* [Exercise aim] Records follow. Select each line holding "combined".

* [Stored data]
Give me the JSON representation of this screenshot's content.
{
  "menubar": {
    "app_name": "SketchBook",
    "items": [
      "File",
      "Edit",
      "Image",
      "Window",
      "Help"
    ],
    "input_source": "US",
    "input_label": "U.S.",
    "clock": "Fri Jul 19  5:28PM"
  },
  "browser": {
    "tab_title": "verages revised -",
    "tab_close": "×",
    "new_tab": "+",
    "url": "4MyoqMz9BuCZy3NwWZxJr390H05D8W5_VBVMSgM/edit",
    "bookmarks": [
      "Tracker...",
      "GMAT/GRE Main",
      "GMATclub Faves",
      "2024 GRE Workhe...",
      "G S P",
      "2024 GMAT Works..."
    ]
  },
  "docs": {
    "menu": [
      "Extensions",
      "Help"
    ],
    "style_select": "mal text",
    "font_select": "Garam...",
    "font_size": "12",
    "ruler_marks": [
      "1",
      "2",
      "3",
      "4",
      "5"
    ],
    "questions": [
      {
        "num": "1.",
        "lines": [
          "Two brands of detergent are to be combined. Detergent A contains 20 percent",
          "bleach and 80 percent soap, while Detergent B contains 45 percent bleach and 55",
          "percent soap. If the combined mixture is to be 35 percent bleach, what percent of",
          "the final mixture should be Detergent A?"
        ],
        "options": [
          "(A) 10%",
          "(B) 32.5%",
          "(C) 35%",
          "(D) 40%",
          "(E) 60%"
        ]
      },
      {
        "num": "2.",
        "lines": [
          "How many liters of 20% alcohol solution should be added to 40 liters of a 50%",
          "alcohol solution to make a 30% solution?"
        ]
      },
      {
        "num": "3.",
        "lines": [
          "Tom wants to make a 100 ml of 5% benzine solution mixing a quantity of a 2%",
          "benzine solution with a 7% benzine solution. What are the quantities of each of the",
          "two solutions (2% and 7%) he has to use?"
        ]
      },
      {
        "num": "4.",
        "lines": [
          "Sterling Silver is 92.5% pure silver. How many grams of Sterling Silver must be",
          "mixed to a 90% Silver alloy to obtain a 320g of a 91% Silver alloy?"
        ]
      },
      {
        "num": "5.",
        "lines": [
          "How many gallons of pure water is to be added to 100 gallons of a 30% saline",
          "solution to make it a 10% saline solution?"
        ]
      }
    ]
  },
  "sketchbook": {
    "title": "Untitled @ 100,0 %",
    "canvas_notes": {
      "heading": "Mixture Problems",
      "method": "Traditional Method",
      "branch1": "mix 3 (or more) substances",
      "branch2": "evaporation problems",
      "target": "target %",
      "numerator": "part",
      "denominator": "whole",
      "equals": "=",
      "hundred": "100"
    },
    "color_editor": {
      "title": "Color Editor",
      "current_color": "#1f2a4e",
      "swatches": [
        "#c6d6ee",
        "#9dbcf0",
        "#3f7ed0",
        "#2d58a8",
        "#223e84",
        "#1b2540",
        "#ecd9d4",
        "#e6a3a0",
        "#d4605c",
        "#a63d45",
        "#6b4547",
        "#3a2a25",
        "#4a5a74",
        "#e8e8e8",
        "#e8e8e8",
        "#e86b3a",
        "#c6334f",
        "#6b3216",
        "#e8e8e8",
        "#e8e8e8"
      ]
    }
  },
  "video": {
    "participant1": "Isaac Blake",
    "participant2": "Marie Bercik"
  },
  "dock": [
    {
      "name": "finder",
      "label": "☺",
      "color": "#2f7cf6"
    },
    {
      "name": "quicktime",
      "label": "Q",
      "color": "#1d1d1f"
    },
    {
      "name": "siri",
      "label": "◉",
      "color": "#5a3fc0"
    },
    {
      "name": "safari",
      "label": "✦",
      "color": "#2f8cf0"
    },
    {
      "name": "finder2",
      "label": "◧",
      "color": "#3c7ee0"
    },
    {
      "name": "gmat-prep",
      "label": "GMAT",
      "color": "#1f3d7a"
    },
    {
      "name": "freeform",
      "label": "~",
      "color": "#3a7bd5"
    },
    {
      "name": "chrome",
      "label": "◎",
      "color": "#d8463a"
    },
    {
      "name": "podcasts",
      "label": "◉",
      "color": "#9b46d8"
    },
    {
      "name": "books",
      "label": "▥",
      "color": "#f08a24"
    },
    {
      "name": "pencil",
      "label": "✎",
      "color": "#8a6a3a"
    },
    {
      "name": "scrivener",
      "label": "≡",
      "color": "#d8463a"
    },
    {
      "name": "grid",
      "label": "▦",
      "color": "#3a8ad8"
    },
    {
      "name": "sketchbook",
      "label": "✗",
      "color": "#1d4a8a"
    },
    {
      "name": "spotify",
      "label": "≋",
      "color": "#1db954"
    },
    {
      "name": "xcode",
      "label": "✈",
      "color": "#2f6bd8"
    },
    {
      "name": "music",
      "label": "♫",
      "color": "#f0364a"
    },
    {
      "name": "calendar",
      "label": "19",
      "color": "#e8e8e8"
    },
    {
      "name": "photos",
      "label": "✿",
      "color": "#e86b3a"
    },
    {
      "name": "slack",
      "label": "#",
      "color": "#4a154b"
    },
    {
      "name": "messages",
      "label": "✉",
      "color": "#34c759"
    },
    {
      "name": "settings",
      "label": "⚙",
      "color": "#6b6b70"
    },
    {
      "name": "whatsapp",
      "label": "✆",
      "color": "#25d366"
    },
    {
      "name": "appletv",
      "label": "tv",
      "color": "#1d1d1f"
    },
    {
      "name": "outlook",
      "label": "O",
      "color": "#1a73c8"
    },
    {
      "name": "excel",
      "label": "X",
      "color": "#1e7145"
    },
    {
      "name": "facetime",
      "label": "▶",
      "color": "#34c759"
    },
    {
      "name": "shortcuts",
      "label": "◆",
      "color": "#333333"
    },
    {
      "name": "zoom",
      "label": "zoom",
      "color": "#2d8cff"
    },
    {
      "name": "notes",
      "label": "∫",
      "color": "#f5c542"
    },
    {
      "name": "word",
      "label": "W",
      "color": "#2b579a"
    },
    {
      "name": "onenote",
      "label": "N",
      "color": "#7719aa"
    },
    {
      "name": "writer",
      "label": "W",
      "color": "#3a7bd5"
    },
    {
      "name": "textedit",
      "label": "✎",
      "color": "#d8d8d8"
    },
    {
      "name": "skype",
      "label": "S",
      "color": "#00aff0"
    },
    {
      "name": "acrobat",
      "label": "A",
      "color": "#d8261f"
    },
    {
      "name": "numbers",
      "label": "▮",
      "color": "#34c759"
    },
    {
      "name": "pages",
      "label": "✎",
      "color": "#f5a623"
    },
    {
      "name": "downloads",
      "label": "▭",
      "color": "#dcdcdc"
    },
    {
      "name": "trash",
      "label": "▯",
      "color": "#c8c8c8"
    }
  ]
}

--

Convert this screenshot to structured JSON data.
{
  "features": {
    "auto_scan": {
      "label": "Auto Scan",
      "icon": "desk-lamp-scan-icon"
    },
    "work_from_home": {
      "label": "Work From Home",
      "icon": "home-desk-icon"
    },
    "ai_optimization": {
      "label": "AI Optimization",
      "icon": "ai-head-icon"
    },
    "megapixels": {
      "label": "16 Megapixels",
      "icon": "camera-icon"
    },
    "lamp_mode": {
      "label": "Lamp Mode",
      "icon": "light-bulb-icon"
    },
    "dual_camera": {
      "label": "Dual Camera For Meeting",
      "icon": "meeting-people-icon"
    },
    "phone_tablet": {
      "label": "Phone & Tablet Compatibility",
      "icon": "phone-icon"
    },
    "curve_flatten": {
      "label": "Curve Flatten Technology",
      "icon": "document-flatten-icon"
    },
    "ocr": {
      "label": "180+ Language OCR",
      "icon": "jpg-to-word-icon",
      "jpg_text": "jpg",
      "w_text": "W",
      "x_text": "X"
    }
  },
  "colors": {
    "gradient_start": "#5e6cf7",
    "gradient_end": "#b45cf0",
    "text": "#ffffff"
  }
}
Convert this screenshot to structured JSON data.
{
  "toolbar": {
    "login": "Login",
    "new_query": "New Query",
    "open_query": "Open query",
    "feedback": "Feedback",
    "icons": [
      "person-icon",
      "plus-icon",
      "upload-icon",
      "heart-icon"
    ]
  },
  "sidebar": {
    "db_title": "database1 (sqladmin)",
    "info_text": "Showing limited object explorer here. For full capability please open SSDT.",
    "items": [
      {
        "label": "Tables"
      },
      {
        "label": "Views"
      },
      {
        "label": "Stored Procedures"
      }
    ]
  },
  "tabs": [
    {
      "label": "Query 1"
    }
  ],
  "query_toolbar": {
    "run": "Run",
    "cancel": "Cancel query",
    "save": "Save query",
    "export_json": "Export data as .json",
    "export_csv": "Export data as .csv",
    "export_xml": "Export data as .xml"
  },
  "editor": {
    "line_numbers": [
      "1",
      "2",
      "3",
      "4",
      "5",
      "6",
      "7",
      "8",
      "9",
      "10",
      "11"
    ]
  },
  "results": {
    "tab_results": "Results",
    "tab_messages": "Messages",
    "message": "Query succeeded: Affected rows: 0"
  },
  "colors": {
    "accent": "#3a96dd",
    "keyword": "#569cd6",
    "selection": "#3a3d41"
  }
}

* [Written answer]
          "Two brands of detergent are to be combined. Detergent A contains 20 percent",
          "percent soap. If the combined mixture is to be 35 percent bleach, what percent of",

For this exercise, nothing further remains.